■ TASK OBJECTIVE
Wherever "face" appears in a line, list that line.

■ LISTED ENTRIES
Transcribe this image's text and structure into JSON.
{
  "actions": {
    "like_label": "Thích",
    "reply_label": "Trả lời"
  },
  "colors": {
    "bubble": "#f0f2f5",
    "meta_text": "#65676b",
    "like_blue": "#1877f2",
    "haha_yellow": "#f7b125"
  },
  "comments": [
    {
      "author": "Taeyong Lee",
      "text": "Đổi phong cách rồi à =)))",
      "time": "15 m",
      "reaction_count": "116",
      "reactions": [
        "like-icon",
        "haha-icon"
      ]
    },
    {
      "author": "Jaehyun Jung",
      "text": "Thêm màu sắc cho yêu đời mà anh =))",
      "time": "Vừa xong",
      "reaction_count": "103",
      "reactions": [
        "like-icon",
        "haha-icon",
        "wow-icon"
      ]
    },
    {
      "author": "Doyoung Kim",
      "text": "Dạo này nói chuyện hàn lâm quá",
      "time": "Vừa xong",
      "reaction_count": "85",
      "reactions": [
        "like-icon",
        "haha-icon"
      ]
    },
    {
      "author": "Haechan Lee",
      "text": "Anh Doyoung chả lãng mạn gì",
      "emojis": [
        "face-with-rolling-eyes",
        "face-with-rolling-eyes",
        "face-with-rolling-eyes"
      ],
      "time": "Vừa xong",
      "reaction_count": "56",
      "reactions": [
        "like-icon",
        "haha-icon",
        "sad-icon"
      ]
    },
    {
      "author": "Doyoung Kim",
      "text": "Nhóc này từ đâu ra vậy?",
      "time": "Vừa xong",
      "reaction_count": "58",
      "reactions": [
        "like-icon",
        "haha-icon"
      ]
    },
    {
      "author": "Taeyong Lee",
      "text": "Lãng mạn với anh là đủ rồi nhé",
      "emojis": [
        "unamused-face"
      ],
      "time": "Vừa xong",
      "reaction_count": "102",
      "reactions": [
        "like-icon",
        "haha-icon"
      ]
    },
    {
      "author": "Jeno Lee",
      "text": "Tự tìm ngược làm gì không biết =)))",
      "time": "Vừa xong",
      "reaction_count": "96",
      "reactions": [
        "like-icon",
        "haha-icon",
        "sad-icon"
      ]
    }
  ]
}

■ TASK OUTPUT
        "face-with-rolling-eyes",
        "face-with-rolling-eyes",
        "face-with-rolling-eyes"
        "unamused-face"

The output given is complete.